• Problem to solve
Repeat the whole of the data, keeping every detail the same.

⟨

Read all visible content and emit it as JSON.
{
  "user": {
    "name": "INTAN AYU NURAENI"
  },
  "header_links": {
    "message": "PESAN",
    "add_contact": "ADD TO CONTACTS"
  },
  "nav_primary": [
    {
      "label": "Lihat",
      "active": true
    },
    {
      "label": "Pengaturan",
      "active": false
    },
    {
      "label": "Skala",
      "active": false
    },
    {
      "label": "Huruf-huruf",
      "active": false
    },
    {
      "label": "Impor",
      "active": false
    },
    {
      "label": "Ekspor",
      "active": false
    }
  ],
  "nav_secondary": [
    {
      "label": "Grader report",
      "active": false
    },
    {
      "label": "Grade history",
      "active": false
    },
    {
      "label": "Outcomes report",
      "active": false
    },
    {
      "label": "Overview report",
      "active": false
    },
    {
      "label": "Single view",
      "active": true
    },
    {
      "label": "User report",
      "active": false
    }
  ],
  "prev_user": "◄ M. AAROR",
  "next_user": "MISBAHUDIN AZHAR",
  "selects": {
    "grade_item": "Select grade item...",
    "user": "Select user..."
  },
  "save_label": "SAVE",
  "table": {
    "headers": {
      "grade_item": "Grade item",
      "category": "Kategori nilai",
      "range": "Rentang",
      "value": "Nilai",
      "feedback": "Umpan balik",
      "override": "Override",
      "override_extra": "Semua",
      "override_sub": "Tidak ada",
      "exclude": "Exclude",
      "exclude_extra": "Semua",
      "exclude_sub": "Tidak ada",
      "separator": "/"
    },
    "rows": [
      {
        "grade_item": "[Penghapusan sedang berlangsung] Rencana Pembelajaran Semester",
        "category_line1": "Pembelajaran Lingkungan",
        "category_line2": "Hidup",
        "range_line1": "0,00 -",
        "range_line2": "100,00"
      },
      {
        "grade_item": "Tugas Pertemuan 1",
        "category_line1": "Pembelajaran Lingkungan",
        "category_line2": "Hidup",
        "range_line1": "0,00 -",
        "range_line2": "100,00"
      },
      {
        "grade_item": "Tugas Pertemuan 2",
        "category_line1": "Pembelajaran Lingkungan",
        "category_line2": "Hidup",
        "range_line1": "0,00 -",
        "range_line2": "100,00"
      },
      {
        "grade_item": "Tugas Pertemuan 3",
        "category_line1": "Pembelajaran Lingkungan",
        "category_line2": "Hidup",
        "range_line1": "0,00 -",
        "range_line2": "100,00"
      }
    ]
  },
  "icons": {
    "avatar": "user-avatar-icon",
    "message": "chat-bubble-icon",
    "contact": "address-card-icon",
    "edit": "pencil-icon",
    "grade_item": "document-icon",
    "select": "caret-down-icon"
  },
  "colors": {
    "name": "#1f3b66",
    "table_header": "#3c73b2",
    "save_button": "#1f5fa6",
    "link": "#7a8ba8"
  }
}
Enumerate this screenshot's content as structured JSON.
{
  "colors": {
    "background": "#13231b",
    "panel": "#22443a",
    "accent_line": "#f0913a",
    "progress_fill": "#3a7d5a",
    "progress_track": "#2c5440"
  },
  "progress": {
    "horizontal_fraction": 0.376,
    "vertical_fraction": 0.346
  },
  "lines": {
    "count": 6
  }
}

⟩

• Expected answer
Read all visible content and emit it as JSON.
{
  "user": {
    "name": "INTAN AYU NURAENI"
  },
  "header_links": {
    "message": "PESAN",
    "add_contact": "ADD TO CONTACTS"
  },
  "nav_primary": [
    {
      "label": "Lihat",
      "active": true
    },
    {
      "label": "Pengaturan",
      "active": false
    },
    {
      "label": "Skala",
      "active": false
    },
    {
      "label": "Huruf-huruf",
      "active": false
    },
    {
      "label": "Impor",
      "active": false
    },
    {
      "label": "Ekspor",
      "active": false
    }
  ],
  "nav_secondary": [
    {
      "label": "Grader report",
      "active": false
    },
    {
      "label": "Grade history",
      "active": false
    },
    {
      "label": "Outcomes report",
      "active": false
    },
    {
      "label": "Overview report",
      "active": false
    },
    {
      "label": "Single view",
      "active": true
    },
    {
      "label": "User report",
      "active": false
    }
  ],
  "prev_user": "◄ M. AAROR",
  "next_user": "MISBAHUDIN AZHAR",
  "selects": {
    "grade_item": "Select grade item...",
    "user": "Select user..."
  },
  "save_label": "SAVE",
  "table": {
    "headers": {
      "grade_item": "Grade item",
      "category": "Kategori nilai",
      "range": "Rentang",
      "value": "Nilai",
      "feedback": "Umpan balik",
      "override": "Override",
      "override_extra": "Semua",
      "override_sub": "Tidak ada",
      "exclude": "Exclude",
      "exclude_extra": "Semua",
      "exclude_sub": "Tidak ada",
      "separator": "/"
    },
    "rows": [
      {
        "grade_item": "[Penghapusan sedang berlangsung] Rencana Pembelajaran Semester",
        "category_line1": "Pembelajaran Lingkungan",
        "category_line2": "Hidup",
        "range_line1": "0,00 -",
        "range_line2": "100,00"
      },
      {
        "grade_item": "Tugas Pertemuan 1",
        "category_line1": "Pembelajaran Lingkungan",
        "category_line2": "Hidup",
        "range_line1": "0,00 -",
        "range_line2": "100,00"
      },
      {
        "grade_item": "Tugas Pertemuan 2",
        "category_line1": "Pembelajaran Lingkungan",
        "category_line2": "Hidup",
        "range_line1": "0,00 -",
        "range_line2": "100,00"
      },
      {
        "grade_item": "Tugas Pertemuan 3",
        "category_line1": "Pembelajaran Lingkungan",
        "category_line2": "Hidup",
        "range_line1": "0,00 -",
        "range_line2": "100,00"
      }
    ]
  },
  "icons": {
    "avatar": "user-avatar-icon",
    "message": "chat-bubble-icon",
    "contact": "address-card-icon",
    "edit": "pencil-icon",
    "grade_item": "document-icon",
    "select": "caret-down-icon"
  },
  "colors": {
    "name": "#1f3b66",
    "table_header": "#3c73b2",
    "save_button": "#1f5fa6",
    "link": "#7a8ba8"
  }
}
Enumerate this screenshot's content as structured JSON.
{
  "colors": {
    "background": "#13231b",
    "panel": "#22443a",
    "accent_line": "#f0913a",
    "progress_fill": "#3a7d5a",
    "progress_track": "#2c5440"
  },
  "progress": {
    "horizontal_fraction": 0.376,
    "vertical_fraction": 0.346
  },
  "lines": {
    "count": 6
  }
}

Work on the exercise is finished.